<<<<
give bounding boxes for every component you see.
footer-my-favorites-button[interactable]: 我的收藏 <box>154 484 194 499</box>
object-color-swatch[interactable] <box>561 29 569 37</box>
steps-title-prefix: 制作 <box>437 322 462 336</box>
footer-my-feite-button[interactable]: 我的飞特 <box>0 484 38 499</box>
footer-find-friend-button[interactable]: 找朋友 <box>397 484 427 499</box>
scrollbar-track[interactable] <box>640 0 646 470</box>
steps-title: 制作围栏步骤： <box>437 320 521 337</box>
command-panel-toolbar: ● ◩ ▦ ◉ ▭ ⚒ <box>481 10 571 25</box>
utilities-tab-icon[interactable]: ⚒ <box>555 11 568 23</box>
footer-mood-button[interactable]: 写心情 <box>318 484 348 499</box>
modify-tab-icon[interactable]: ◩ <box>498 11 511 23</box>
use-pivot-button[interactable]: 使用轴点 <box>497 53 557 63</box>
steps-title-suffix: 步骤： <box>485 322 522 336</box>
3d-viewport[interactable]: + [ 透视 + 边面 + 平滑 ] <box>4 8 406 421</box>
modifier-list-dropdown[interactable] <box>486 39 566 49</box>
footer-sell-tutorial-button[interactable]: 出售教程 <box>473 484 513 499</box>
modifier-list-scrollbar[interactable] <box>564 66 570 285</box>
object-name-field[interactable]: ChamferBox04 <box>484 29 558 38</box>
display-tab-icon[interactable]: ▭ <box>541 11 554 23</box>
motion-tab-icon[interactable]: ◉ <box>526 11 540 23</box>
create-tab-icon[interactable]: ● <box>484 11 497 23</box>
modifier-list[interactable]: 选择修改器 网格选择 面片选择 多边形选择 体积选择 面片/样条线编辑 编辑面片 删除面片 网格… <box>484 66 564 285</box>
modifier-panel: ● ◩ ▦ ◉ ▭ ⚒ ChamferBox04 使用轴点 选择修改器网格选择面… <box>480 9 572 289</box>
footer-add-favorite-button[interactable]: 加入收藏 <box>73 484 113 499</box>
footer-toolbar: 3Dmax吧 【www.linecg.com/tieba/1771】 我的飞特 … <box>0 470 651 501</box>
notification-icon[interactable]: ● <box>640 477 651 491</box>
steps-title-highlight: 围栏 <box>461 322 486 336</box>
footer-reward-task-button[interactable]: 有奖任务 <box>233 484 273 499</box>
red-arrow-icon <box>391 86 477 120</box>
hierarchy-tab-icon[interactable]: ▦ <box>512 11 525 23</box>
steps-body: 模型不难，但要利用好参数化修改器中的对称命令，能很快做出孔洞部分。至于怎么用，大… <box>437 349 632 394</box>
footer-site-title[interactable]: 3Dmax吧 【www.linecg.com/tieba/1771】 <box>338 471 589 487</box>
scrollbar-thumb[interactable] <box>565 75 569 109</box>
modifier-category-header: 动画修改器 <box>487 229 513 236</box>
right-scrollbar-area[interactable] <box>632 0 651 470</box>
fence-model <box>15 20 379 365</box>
>>>>
EXERCISE TASK
Rewrite the lines above as a Markdown table with the columns Row and Line, starting at the first line and stopping after the line that contains "modify-tab-icon[interactable]: ◩ <box>498", including both. Number each row and leave out blank lines.

TASK RESULT
| Row | Line |
|---|---|
| 1 | give bounding boxes for every component you see. |
| 2 | footer-my-favorites-button[interactable]: 我的收藏 <box>154 484 194 499</box> |
| 3 | object-color-swatch[interactable] <box>561 29 569 37</box> |
| 4 | steps-title-prefix: 制作 <box>437 322 462 336</box> |
| 5 | footer-my-feite-button[interactable]: 我的飞特 <box>0 484 38 499</box> |
| 6 | footer-find-friend-button[interactable]: 找朋友 <box>397 484 427 499</box> |
| 7 | scrollbar-track[interactable] <box>640 0 646 470</box> |
| 8 | steps-title: 制作围栏步骤： <box>437 320 521 337</box> |
| 9 | command-panel-toolbar: ● ◩ ▦ ◉ ▭ ⚒ <box>481 10 571 25</box> |
| 10 | utilities-tab-icon[interactable]: ⚒ <box>555 11 568 23</box> |
| 11 | footer-mood-button[interactable]: 写心情 <box>318 484 348 499</box> |
| 12 | modify-tab-icon[interactable]: ◩ <box>498 11 511 23</box> |